Given problem:
Copy down every line where the string "icon" shows up.

•••••

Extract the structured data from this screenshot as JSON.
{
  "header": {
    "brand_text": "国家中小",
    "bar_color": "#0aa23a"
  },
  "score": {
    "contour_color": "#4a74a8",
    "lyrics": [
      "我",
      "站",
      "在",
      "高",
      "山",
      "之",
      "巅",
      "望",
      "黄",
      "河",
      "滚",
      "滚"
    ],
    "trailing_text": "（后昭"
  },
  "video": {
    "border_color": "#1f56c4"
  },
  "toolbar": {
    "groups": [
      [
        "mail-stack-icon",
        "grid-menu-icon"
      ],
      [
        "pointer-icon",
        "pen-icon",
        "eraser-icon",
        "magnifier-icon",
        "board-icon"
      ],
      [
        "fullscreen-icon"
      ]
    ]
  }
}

•••••

Result below:
        "mail-stack-icon",
        "grid-menu-icon"
        "pointer-icon",
        "pen-icon",
        "eraser-icon",
        "magnifier-icon",
        "board-icon"
        "fullscreen-icon"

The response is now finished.